• **Direction**:
Transcribe all the records exactly and omit any images they hold.

========================================

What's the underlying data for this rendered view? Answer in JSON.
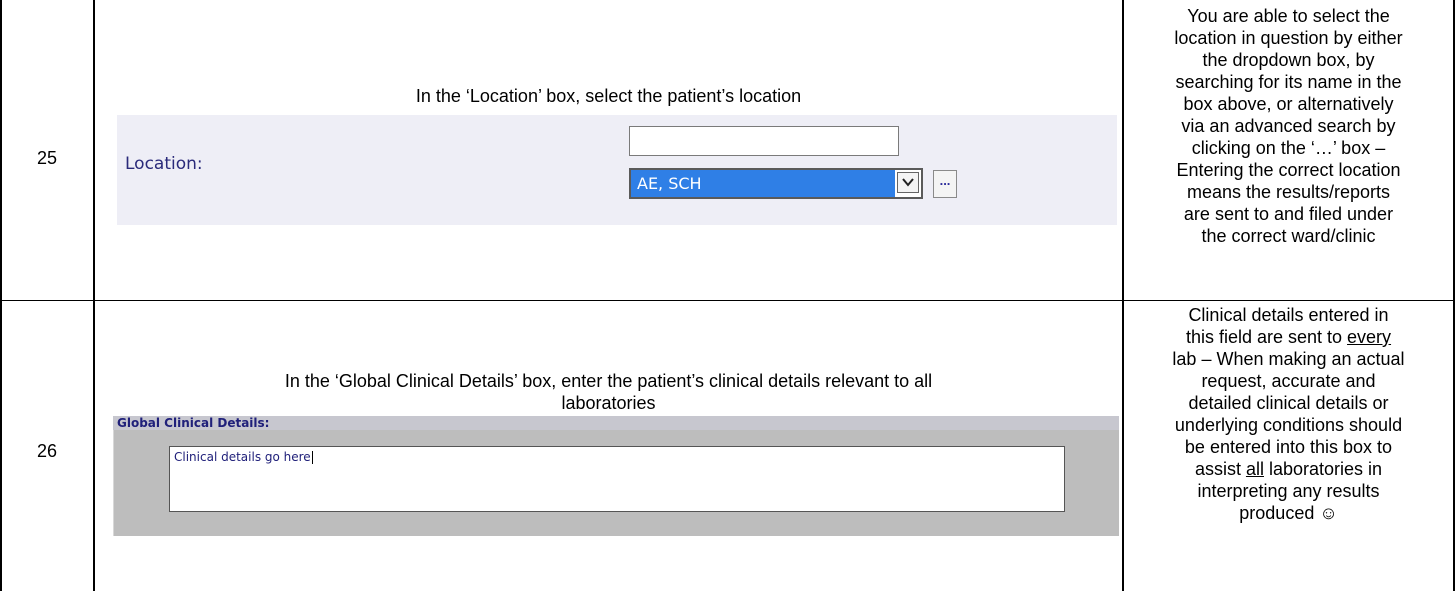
{
  "rows": [
    {
      "number": "25",
      "instruction": "In the ‘Location’ box, select the patient’s location",
      "notes": [
        "You are able to select the",
        "location in question by either",
        "the dropdown box, by",
        "searching for its name in the",
        "box above, or alternatively",
        "via an advanced search by",
        "clicking on the ‘…’ box –",
        "Entering the correct location",
        "means the results/reports",
        "are sent to and filed under",
        "the correct ward/clinic"
      ],
      "screenshot": {
        "label": "Location:",
        "search_value": "",
        "selected_option": "AE, SCH",
        "more_button": "..."
      }
    },
    {
      "number": "26",
      "instruction_lines": [
        "In the ‘Global Clinical Details’ box, enter the patient’s clinical details relevant to all",
        "laboratories"
      ],
      "notes_line1": "Clinical details entered in",
      "notes_line2_pre": "this field are sent to ",
      "notes_line2_u": "every",
      "notes_line3": "lab – When making an actual",
      "notes_line4": "request, accurate and",
      "notes_line5": "detailed clinical details or",
      "notes_line6": "underlying conditions should",
      "notes_line7": "be entered into this box to",
      "notes_line8_pre": "assist ",
      "notes_line8_u": "all",
      "notes_line8_post": " laboratories in",
      "notes_line9": "interpreting any results",
      "notes_line10": "produced ☺",
      "screenshot": {
        "title": "Global Clinical Details:",
        "text_value": "Clinical details go here"
      }
    }
  ]
}
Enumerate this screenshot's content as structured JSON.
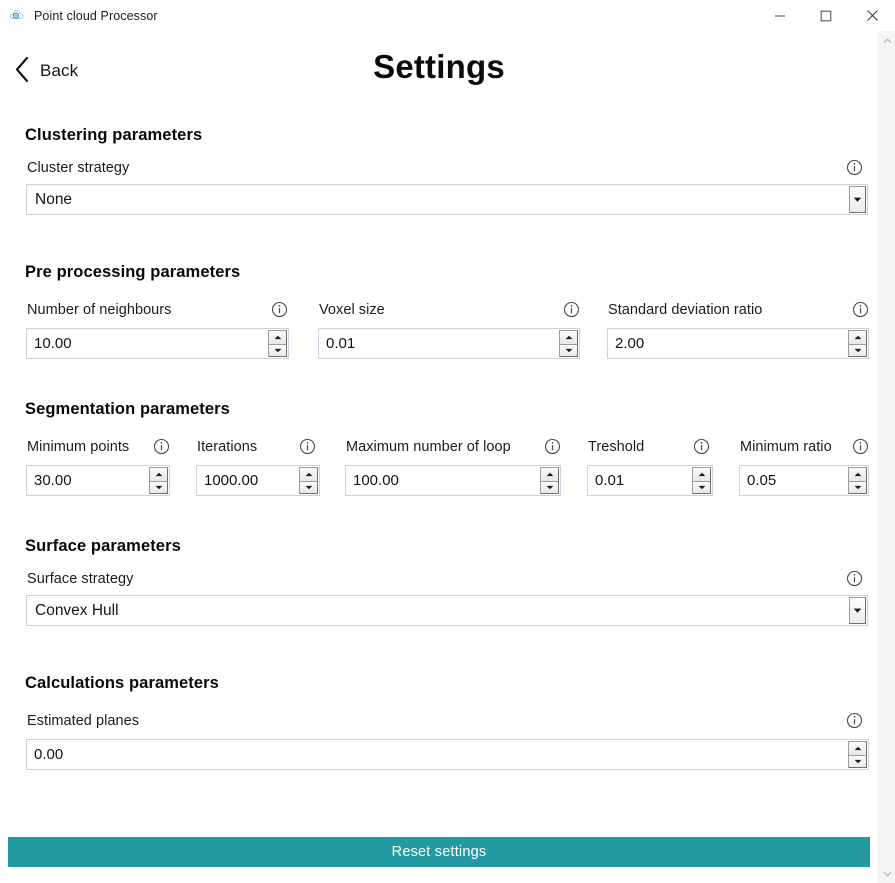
{
  "window": {
    "title": "Point cloud Processor",
    "icon": "cloud-icon",
    "controls": {
      "minimize": "minimize-icon",
      "maximize": "maximize-icon",
      "close": "close-icon"
    }
  },
  "header": {
    "back_label": "Back",
    "back_icon": "chevron-left-icon",
    "title": "Settings"
  },
  "sections": {
    "clustering": {
      "title": "Clustering parameters",
      "cluster_strategy": {
        "label": "Cluster strategy",
        "value": "None",
        "info_icon": "info-icon",
        "arrow_icon": "chevron-down-icon"
      }
    },
    "preprocessing": {
      "title": "Pre processing parameters",
      "fields": [
        {
          "label": "Number of neighbours",
          "value": "10.00",
          "info_icon": "info-icon"
        },
        {
          "label": "Voxel size",
          "value": "0.01",
          "info_icon": "info-icon"
        },
        {
          "label": "Standard deviation ratio",
          "value": "2.00",
          "info_icon": "info-icon"
        }
      ]
    },
    "segmentation": {
      "title": "Segmentation parameters",
      "fields": [
        {
          "label": "Minimum points",
          "value": "30.00",
          "info_icon": "info-icon"
        },
        {
          "label": "Iterations",
          "value": "1000.00",
          "info_icon": "info-icon"
        },
        {
          "label": "Maximum number of loop",
          "value": "100.00",
          "info_icon": "info-icon"
        },
        {
          "label": "Treshold",
          "value": "0.01",
          "info_icon": "info-icon"
        },
        {
          "label": "Minimum ratio",
          "value": "0.05",
          "info_icon": "info-icon"
        }
      ]
    },
    "surface": {
      "title": "Surface parameters",
      "surface_strategy": {
        "label": "Surface strategy",
        "value": "Convex Hull",
        "info_icon": "info-icon",
        "arrow_icon": "chevron-down-icon"
      }
    },
    "calculations": {
      "title": "Calculations parameters",
      "estimated_planes": {
        "label": "Estimated planes",
        "value": "0.00",
        "info_icon": "info-icon"
      }
    }
  },
  "footer": {
    "reset_label": "Reset settings"
  },
  "scrollbar": {
    "up_icon": "chevron-up-icon",
    "down_icon": "chevron-down-icon"
  },
  "colors": {
    "accent": "#2399a1",
    "field_border": "#c9d3e0",
    "text": "#1b1b1b"
  }
}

========================================

• **Response for this exercise**:
What's the underlying data for this rendered view? Answer in JSON.
{
  "rows": [
    {
      "number": "25",
      "instruction": "In the ‘Location’ box, select the patient’s location",
      "notes": [
        "You are able to select the",
        "location in question by either",
        "the dropdown box, by",
        "searching for its name in the",
        "box above, or alternatively",
        "via an advanced search by",
        "clicking on the ‘…’ box –",
        "Entering the correct location",
        "means the results/reports",
        "are sent to and filed under",
        "the correct ward/clinic"
      ],
      "screenshot": {
        "label": "Location:",
        "search_value": "",
        "selected_option": "AE, SCH",
        "more_button": "..."
      }
    },
    {
      "number": "26",
      "instruction_lines": [
        "In the ‘Global Clinical Details’ box, enter the patient’s clinical details relevant to all",
        "laboratories"
      ],
      "notes_line1": "Clinical details entered in",
      "notes_line2_pre": "this field are sent to ",
      "notes_line2_u": "every",
      "notes_line3": "lab – When making an actual",
      "notes_line4": "request, accurate and",
      "notes_line5": "detailed clinical details or",
      "notes_line6": "underlying conditions should",
      "notes_line7": "be entered into this box to",
      "notes_line8_pre": "assist ",
      "notes_line8_u": "all",
      "notes_line8_post": " laboratories in",
      "notes_line9": "interpreting any results",
      "notes_line10": "produced ☺",
      "screenshot": {
        "title": "Global Clinical Details:",
        "text_value": "Clinical details go here"
      }
    }
  ]
}
Enumerate this screenshot's content as structured JSON.
{
  "window": {
    "title": "Point cloud Processor",
    "icon": "cloud-icon",
    "controls": {
      "minimize": "minimize-icon",
      "maximize": "maximize-icon",
      "close": "close-icon"
    }
  },
  "header": {
    "back_label": "Back",
    "back_icon": "chevron-left-icon",
    "title": "Settings"
  },
  "sections": {
    "clustering": {
      "title": "Clustering parameters",
      "cluster_strategy": {
        "label": "Cluster strategy",
        "value": "None",
        "info_icon": "info-icon",
        "arrow_icon": "chevron-down-icon"
      }
    },
    "preprocessing": {
      "title": "Pre processing parameters",
      "fields": [
        {
          "label": "Number of neighbours",
          "value": "10.00",
          "info_icon": "info-icon"
        },
        {
          "label": "Voxel size",
          "value": "0.01",
          "info_icon": "info-icon"
        },
        {
          "label": "Standard deviation ratio",
          "value": "2.00",
          "info_icon": "info-icon"
        }
      ]
    },
    "segmentation": {
      "title": "Segmentation parameters",
      "fields": [
        {
          "label": "Minimum points",
          "value": "30.00",
          "info_icon": "info-icon"
        },
        {
          "label": "Iterations",
          "value": "1000.00",
          "info_icon": "info-icon"
        },
        {
          "label": "Maximum number of loop",
          "value": "100.00",
          "info_icon": "info-icon"
        },
        {
          "label": "Treshold",
          "value": "0.01",
          "info_icon": "info-icon"
        },
        {
          "label": "Minimum ratio",
          "value": "0.05",
          "info_icon": "info-icon"
        }
      ]
    },
    "surface": {
      "title": "Surface parameters",
      "surface_strategy": {
        "label": "Surface strategy",
        "value": "Convex Hull",
        "info_icon": "info-icon",
        "arrow_icon": "chevron-down-icon"
      }
    },
    "calculations": {
      "title": "Calculations parameters",
      "estimated_planes": {
        "label": "Estimated planes",
        "value": "0.00",
        "info_icon": "info-icon"
      }
    }
  },
  "footer": {
    "reset_label": "Reset settings"
  },
  "scrollbar": {
    "up_icon": "chevron-up-icon",
    "down_icon": "chevron-down-icon"
  },
  "colors": {
    "accent": "#2399a1",
    "field_border": "#c9d3e0",
    "text": "#1b1b1b"
  }
}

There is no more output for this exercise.